→ Page extract
- - - - - - -

Could you explain impedance more? Is it better to have a lower number like 2Ohms or higher like 8ohms. And why does an amp handle more power at lower figures?

Could you explain speaker wire too. What does all this stuff about gauges of wire mean? Is 0gauge wire good or bad? what applications are different types used for?

thanks.


When speaker units run in parallel have a nominal impedance of 2 or 4 Ohm, then the amp can deliver more current to the units because there is less resistance in the load. The problem is if the amp can deliver more power then the circuits in the amp get VERY hot and therefore can burn up (blow). A lot of amps (more expensive normally) will drive a 2 Ohm load. But make sure you find out first. More common in car amps than power or domestic amps.

Nominal impedance because a 4 Ohm driver could actually have an impedance of any where between 2-50 Ohm or more depending on frequency)

Parallel/Series
This is how you wire speakers up. Normally to achieve a particular impedance.

Parallel:
Connecting the amps positive output to two or more speakers positives and the same with the negative connections

Series:
Connecting the amps positive to one speakers positive then from the same speaker connect the negative to the next speakers positive then that speakers negative to the amps negative.
(This would be much easier to explain with a pen and paper >_< )

If you connect in parallel you will half the impedance every time you add a speaker.

- - - - - - -

Stored items from a collection:

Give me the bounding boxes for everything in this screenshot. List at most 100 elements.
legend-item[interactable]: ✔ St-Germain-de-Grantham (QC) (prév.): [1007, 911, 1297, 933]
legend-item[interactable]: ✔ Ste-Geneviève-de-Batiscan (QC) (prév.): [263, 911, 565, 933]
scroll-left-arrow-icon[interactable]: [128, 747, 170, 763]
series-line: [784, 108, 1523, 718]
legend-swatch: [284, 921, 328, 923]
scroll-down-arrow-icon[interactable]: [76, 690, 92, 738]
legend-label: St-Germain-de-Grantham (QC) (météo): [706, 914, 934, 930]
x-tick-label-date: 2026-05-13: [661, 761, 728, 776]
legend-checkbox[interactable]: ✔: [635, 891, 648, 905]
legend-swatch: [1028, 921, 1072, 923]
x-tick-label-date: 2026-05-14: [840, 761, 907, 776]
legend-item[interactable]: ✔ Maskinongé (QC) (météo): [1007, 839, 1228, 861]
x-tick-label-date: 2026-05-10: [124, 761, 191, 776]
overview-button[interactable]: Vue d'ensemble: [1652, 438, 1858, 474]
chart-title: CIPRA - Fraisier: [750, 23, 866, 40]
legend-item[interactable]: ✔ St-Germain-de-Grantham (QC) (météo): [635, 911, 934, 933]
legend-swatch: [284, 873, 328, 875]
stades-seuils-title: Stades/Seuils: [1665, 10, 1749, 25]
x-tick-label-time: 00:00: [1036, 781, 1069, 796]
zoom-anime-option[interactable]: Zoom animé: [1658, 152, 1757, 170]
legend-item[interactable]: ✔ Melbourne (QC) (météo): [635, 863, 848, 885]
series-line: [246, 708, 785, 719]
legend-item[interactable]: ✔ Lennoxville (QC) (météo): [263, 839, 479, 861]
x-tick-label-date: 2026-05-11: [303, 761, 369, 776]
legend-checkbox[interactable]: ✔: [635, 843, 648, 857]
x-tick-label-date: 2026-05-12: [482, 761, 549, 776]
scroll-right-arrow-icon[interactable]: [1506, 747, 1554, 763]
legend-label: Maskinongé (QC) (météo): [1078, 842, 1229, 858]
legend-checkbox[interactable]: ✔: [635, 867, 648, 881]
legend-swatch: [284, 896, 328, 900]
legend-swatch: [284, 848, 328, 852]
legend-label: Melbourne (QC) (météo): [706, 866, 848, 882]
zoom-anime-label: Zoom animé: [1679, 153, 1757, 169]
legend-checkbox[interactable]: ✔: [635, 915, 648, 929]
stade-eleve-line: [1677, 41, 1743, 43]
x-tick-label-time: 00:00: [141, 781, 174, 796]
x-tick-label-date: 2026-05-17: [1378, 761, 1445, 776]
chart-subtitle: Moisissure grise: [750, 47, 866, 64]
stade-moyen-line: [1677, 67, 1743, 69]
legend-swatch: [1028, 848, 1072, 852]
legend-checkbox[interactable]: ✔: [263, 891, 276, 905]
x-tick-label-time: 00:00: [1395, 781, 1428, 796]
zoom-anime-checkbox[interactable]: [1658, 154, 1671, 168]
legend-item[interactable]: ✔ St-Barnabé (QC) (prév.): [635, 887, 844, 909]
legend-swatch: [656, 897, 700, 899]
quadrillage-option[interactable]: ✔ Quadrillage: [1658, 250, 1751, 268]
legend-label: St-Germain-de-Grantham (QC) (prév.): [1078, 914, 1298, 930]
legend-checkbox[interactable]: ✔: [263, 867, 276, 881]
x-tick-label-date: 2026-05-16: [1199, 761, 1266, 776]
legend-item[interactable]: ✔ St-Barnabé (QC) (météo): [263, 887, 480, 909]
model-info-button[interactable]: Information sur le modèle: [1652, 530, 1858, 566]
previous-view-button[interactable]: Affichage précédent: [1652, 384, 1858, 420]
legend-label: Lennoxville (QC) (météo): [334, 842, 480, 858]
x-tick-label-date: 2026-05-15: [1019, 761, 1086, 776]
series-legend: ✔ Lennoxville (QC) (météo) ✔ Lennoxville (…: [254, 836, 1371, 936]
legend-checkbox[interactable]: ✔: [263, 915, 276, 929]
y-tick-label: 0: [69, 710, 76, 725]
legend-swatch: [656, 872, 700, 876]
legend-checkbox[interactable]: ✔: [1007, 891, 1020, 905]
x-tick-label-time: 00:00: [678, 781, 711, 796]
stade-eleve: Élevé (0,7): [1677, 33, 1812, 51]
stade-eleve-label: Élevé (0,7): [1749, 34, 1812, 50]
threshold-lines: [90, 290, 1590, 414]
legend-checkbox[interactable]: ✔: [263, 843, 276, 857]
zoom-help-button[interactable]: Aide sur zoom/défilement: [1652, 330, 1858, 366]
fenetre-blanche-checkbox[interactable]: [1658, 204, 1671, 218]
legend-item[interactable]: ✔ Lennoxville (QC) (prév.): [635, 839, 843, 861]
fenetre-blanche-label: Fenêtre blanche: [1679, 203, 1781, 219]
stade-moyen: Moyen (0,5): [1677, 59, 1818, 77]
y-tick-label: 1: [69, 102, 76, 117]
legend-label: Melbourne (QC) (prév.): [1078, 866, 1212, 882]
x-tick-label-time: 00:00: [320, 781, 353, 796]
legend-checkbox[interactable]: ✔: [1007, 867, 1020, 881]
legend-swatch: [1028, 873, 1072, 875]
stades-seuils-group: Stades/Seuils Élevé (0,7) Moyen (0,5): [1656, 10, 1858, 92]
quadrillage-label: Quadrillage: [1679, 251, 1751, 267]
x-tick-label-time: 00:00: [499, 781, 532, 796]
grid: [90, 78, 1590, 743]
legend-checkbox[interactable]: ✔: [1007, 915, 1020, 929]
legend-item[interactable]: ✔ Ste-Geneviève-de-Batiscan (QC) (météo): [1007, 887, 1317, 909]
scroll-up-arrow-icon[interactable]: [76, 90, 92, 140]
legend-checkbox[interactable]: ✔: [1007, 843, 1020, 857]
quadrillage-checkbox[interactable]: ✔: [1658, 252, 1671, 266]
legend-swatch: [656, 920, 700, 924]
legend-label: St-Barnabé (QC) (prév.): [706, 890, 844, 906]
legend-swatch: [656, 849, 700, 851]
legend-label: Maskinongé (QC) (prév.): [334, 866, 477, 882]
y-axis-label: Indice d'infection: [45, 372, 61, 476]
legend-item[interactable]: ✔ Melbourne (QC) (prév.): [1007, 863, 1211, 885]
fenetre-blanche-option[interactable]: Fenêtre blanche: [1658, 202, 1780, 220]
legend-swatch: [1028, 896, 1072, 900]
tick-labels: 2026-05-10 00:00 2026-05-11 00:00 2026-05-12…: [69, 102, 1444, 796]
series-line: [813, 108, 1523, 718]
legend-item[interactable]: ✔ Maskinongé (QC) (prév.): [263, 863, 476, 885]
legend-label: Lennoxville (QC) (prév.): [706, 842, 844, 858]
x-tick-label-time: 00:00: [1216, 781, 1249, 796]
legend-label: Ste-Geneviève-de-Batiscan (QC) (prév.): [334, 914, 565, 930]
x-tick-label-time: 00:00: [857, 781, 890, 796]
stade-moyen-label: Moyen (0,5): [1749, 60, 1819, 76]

- - - - - - -

→ Tasks and exercises
(1) Duplicate the part of the speaker impedance discussion that opens with the words containing "Could you explain speaker" and closes with "a particular impedance.".
(2) Answer these questions using the speaker impedance discussion.
(a) What load does the text say a lot of amps will drive?
(b) What range does the text give for the actual impedance of a 4 Ohm driver?
(c) What happens to the impedance each time a speaker is added in parallel?
(3) Supply the next part of the speaker impedance discussion, starting after its last sentence.

→ Results in order
(1)
Could you explain speaker wire too. What does all this stuff about gauges of wire mean? Is 0gauge wire good or bad? what applications are different types used for?

thanks.


When speaker units run in parallel have a nominal impedance of 2 or 4 Ohm, then the amp can deliver more current to the units because there is less resistance in the load. The problem is if the amp can deliver more power then the circuits in the amp get VERY hot and therefore can burn up (blow). A lot of amps (more expensive normally) will drive a 2 Ohm load. But make sure you find out first. More common in car amps than power or domestic amps.

Nominal impedance because a 4 Ohm driver could actually have an impedance of any where between 2-50 Ohm or more depending on frequency)

Parallel/Series
This is how you wire speakers up. Normally to achieve a particular impedance.

(2)
(a) A 2 Ohm load.
(b) Anywhere between 2 and 50 Ohm or more, depending on frequency.
(c) The impedance is halved.

(3)
In series you will double the impedance.
E.g. two 8 Ohm drivers in parallel = a 4 Ohm load
Two 8 Ohm drivers in series = a 16 Ohm load

Phase.
Making sure all speakers polarity are the same is very important. if you had two subs in normal reflex cabinets in the boot and the polarities where different then each sub would be creating compression in the opposite way there fore to some extent cancelling each other out (not completely but you'll know if their not rite)


Another FAQ with car sound systems is why when you sit in the car does the bass sound so loud. And no this isnít just because you have the sub volume to high. A theory called the cabin gain. Simply when a low bass note is produced from the sub in the car lets say 50Hz the sound wave is roughly 22.5ft (speed of sound divided by frequency) witch means the sound wave is longer than the space you are sitting in. this sound wave basically bounces around in the car making the sound louder.